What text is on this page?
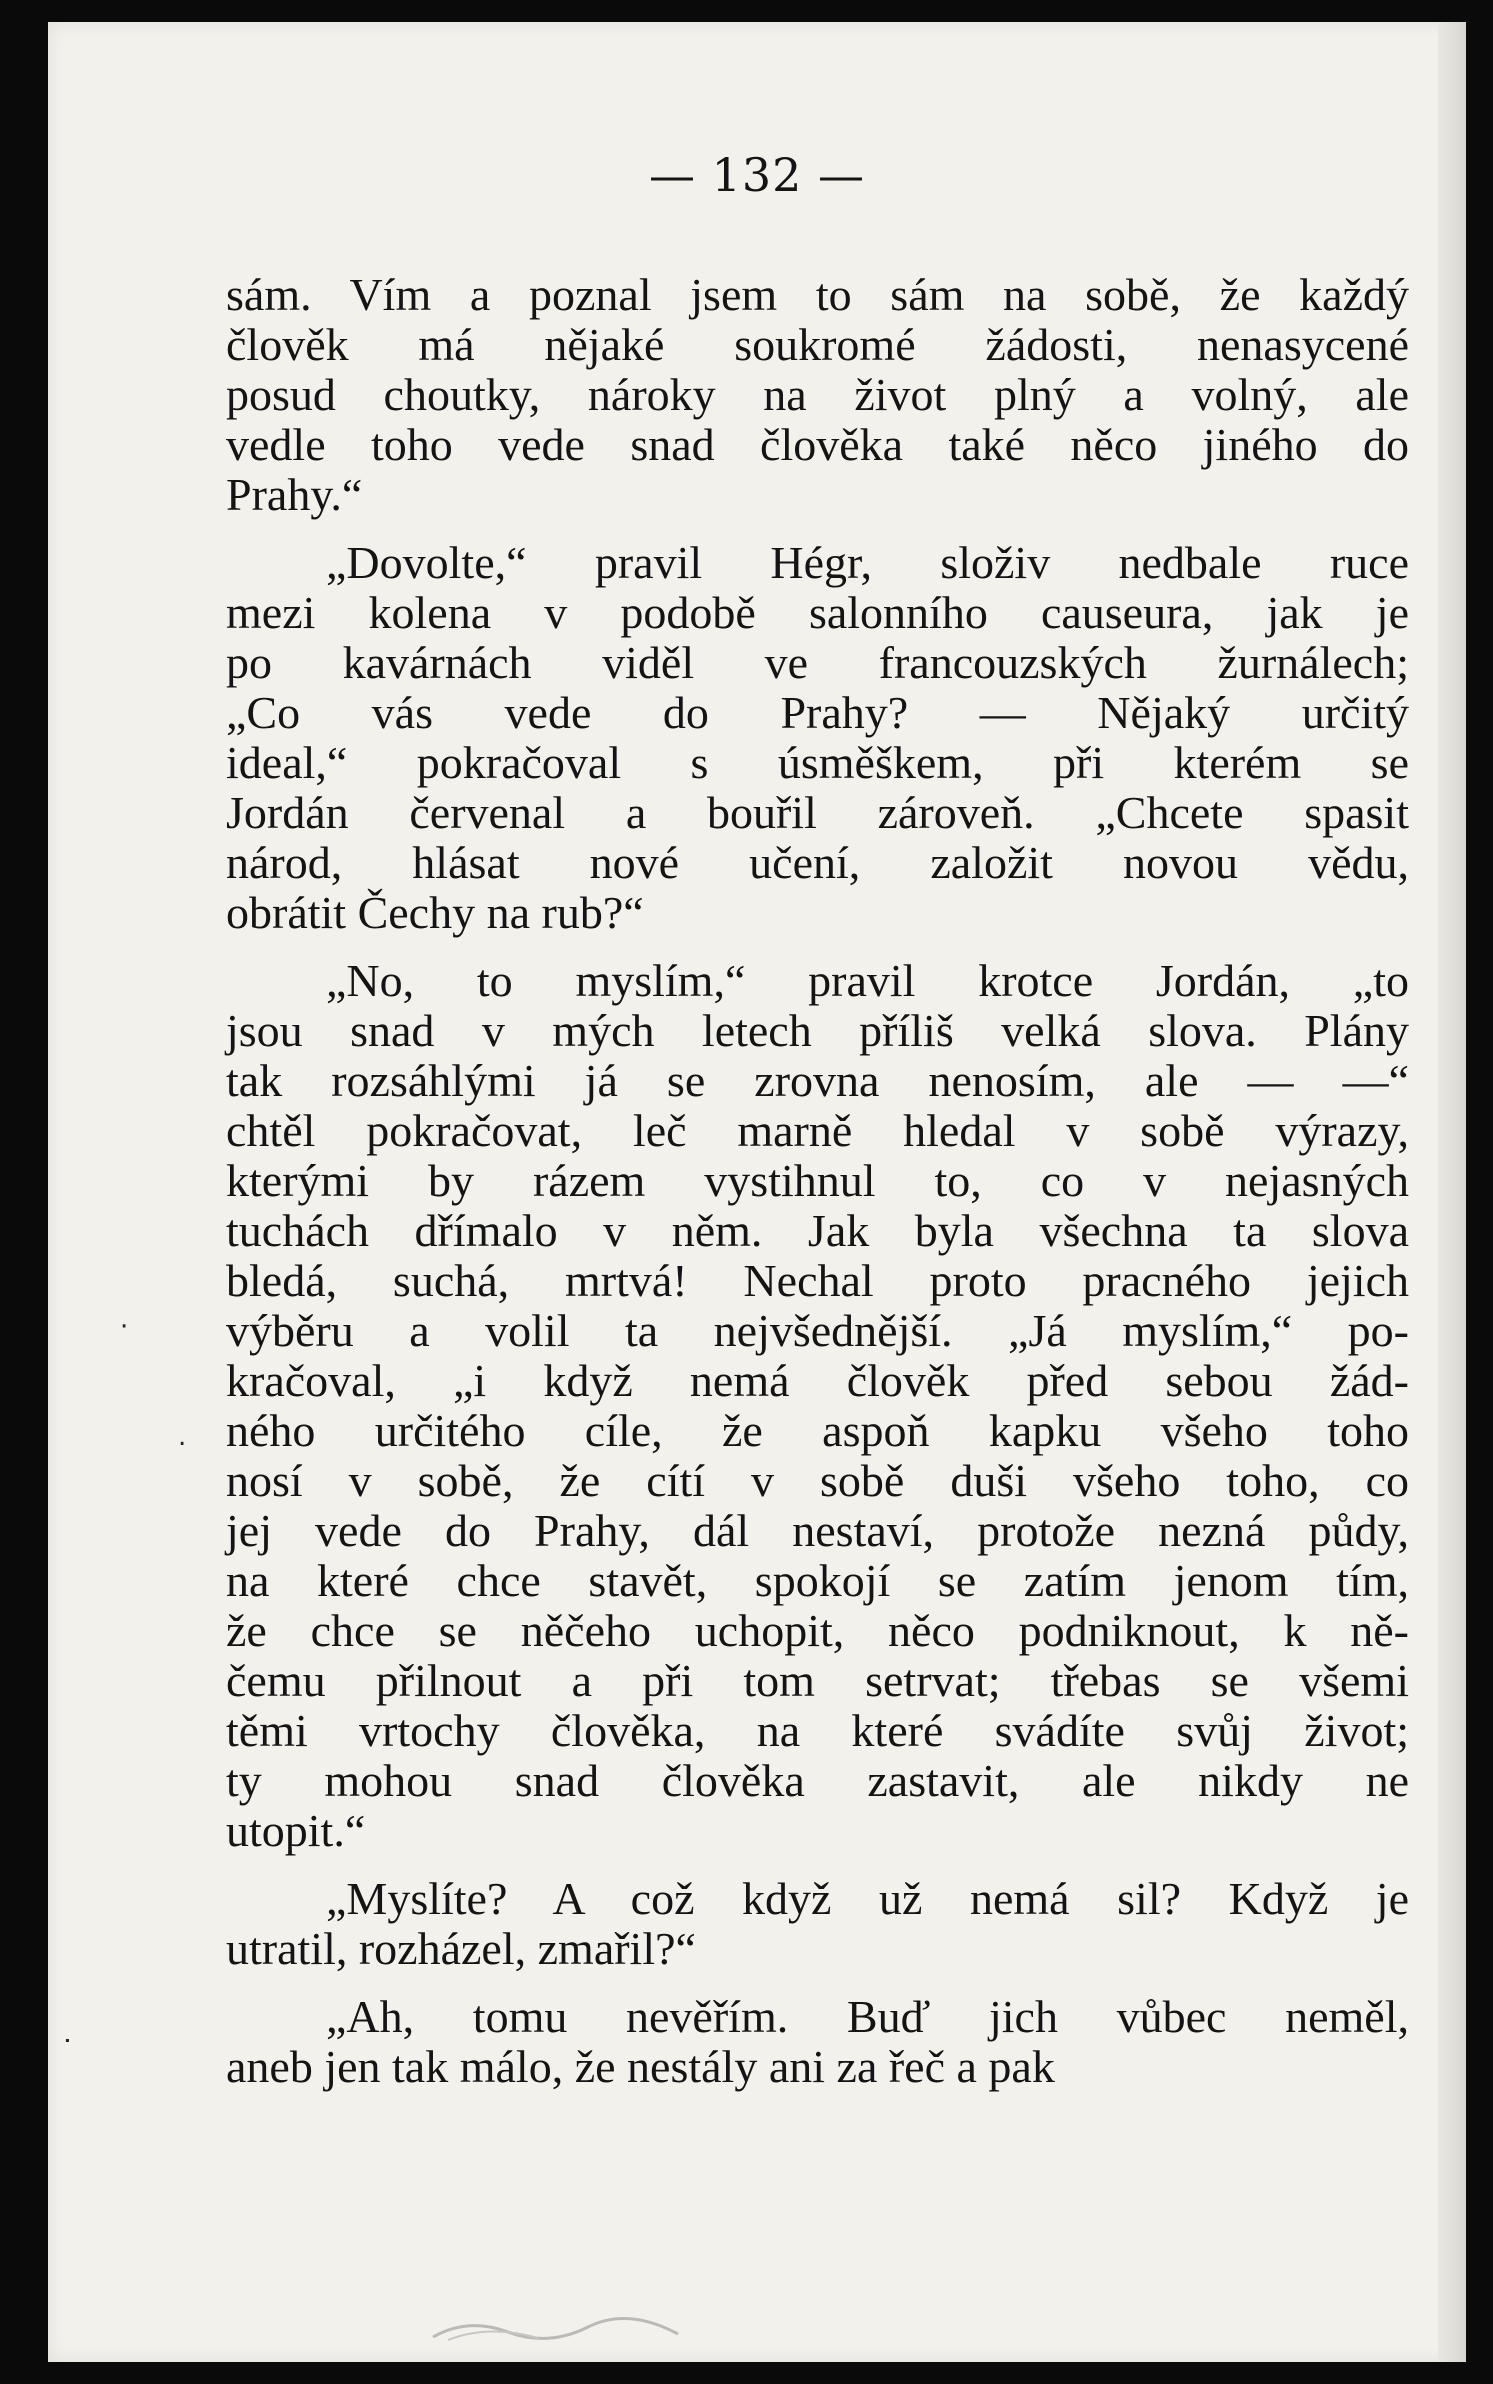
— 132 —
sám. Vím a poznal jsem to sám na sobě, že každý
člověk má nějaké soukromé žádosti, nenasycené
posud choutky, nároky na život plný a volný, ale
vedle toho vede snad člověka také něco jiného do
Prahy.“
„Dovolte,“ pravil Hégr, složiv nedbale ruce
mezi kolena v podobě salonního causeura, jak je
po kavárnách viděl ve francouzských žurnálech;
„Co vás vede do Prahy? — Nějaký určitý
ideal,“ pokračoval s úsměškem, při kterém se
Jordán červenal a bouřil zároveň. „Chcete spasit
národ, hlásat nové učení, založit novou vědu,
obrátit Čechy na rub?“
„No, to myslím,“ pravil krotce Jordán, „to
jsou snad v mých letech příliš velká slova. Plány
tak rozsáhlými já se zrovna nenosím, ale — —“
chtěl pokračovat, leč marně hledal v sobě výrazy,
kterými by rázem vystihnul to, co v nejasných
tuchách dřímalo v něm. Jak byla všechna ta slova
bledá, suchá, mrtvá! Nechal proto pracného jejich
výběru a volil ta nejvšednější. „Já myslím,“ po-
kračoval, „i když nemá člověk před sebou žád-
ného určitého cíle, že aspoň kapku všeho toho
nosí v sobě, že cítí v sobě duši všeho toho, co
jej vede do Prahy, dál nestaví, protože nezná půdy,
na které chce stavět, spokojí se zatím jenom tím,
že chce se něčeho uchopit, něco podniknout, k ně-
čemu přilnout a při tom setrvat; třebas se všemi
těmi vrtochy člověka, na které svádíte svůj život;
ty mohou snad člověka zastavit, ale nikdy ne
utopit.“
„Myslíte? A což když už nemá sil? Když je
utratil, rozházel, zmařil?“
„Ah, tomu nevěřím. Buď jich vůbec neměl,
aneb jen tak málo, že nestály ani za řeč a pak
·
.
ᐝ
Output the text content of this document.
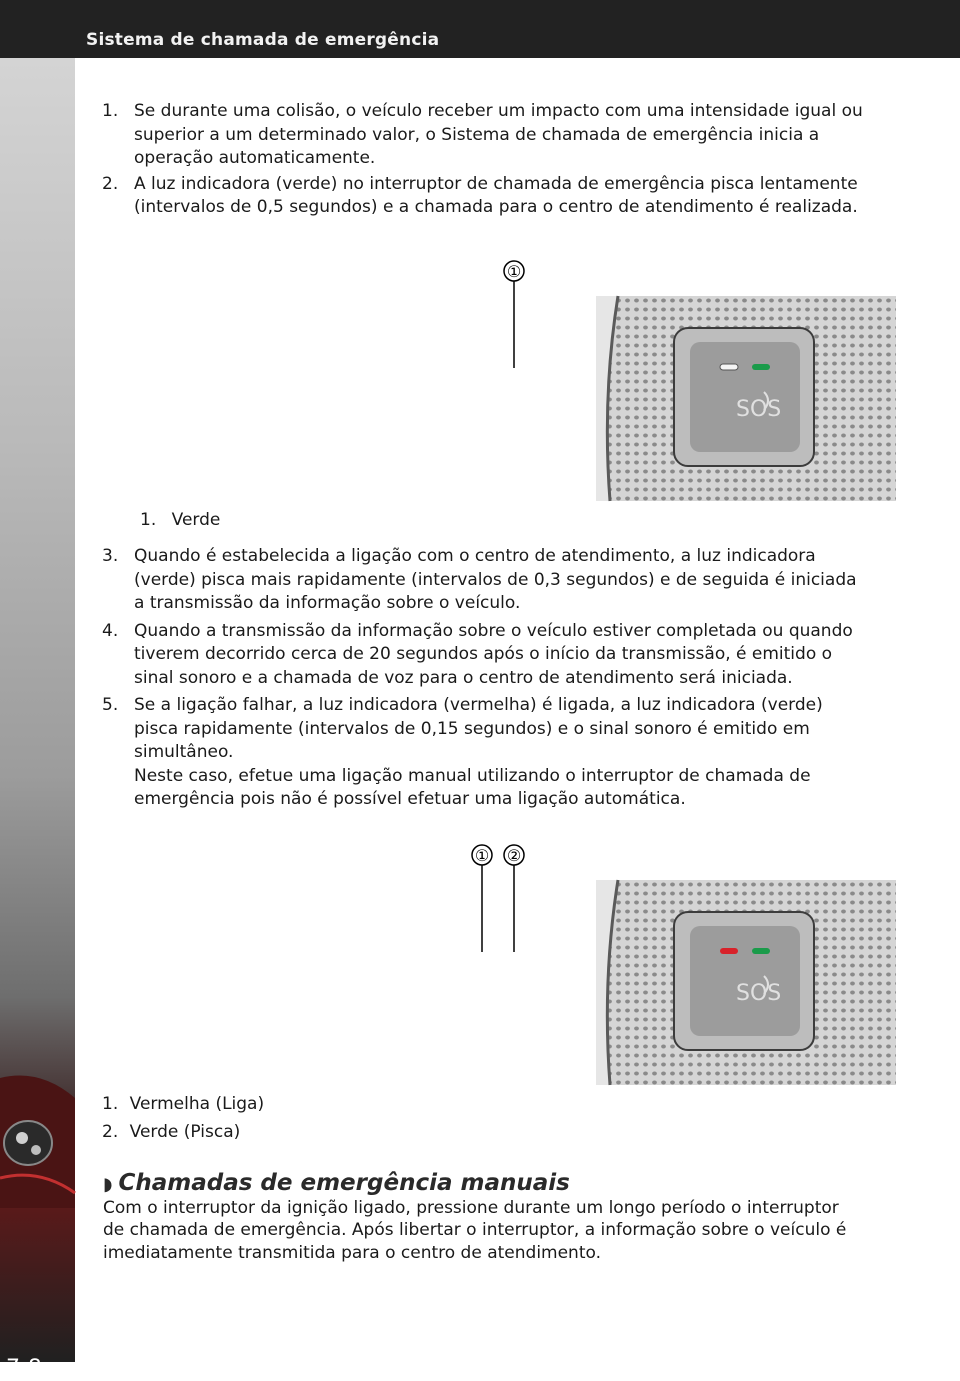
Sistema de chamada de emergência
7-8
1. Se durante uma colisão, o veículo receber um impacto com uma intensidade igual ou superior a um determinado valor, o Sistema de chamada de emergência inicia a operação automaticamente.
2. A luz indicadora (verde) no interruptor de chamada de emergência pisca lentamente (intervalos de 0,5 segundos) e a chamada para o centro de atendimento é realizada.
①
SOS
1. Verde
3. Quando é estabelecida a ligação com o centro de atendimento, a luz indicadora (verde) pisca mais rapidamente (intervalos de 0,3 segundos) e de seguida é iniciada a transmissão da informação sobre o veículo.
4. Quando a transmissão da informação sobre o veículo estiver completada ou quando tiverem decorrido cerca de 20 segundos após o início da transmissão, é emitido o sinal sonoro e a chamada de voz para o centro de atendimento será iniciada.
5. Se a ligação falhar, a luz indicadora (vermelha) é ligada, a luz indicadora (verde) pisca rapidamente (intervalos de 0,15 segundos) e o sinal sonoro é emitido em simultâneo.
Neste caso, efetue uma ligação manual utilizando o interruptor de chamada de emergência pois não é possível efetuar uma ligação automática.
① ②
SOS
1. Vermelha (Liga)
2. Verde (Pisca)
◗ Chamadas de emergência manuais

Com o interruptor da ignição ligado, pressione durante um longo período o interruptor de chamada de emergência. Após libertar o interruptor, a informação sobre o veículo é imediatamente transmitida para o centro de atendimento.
_ _ _
_What the exercise asks_: Omit every image. Quote each record exactly.

_Full output_:
What text is on this page?
— 132 —
sám. Vím a poznal jsem to sám na sobě, že každý
člověk má nějaké soukromé žádosti, nenasycené
posud choutky, nároky na život plný a volný, ale
vedle toho vede snad člověka také něco jiného do
Prahy.“
„Dovolte,“ pravil Hégr, složiv nedbale ruce
mezi kolena v podobě salonního causeura, jak je
po kavárnách viděl ve francouzských žurnálech;
„Co vás vede do Prahy? — Nějaký určitý
ideal,“ pokračoval s úsměškem, při kterém se
Jordán červenal a bouřil zároveň. „Chcete spasit
národ, hlásat nové učení, založit novou vědu,
obrátit Čechy na rub?“
„No, to myslím,“ pravil krotce Jordán, „to
jsou snad v mých letech příliš velká slova. Plány
tak rozsáhlými já se zrovna nenosím, ale — —“
chtěl pokračovat, leč marně hledal v sobě výrazy,
kterými by rázem vystihnul to, co v nejasných
tuchách dřímalo v něm. Jak byla všechna ta slova
bledá, suchá, mrtvá! Nechal proto pracného jejich
výběru a volil ta nejvšednější. „Já myslím,“ po-
kračoval, „i když nemá člověk před sebou žád-
ného určitého cíle, že aspoň kapku všeho toho
nosí v sobě, že cítí v sobě duši všeho toho, co
jej vede do Prahy, dál nestaví, protože nezná půdy,
na které chce stavět, spokojí se zatím jenom tím,
že chce se něčeho uchopit, něco podniknout, k ně-
čemu přilnout a při tom setrvat; třebas se všemi
těmi vrtochy člověka, na které svádíte svůj život;
ty mohou snad člověka zastavit, ale nikdy ne
utopit.“
„Myslíte? A což když už nemá sil? Když je
utratil, rozházel, zmařil?“
„Ah, tomu nevěřím. Buď jich vůbec neměl,
aneb jen tak málo, že nestály ani za řeč a pak
·
.
ᐝ
Output the text content of this document.
Sistema de chamada de emergência
7-8
1. Se durante uma colisão, o veículo receber um impacto com uma intensidade igual ou superior a um determinado valor, o Sistema de chamada de emergência inicia a operação automaticamente.
2. A luz indicadora (verde) no interruptor de chamada de emergência pisca lentamente (intervalos de 0,5 segundos) e a chamada para o centro de atendimento é realizada.
①
SOS
1. Verde
3. Quando é estabelecida a ligação com o centro de atendimento, a luz indicadora (verde) pisca mais rapidamente (intervalos de 0,3 segundos) e de seguida é iniciada a transmissão da informação sobre o veículo.
4. Quando a transmissão da informação sobre o veículo estiver completada ou quando tiverem decorrido cerca de 20 segundos após o início da transmissão, é emitido o sinal sonoro e a chamada de voz para o centro de atendimento será iniciada.
5. Se a ligação falhar, a luz indicadora (vermelha) é ligada, a luz indicadora (verde) pisca rapidamente (intervalos de 0,15 segundos) e o sinal sonoro é emitido em simultâneo.
Neste caso, efetue uma ligação manual utilizando o interruptor de chamada de emergência pois não é possível efetuar uma ligação automática.
① ②
SOS
1. Vermelha (Liga)
2. Verde (Pisca)
◗ Chamadas de emergência manuais

Com o interruptor da ignição ligado, pressione durante um longo período o interruptor de chamada de emergência. Após libertar o interruptor, a informação sobre o veículo é imediatamente transmitida para o centro de atendimento.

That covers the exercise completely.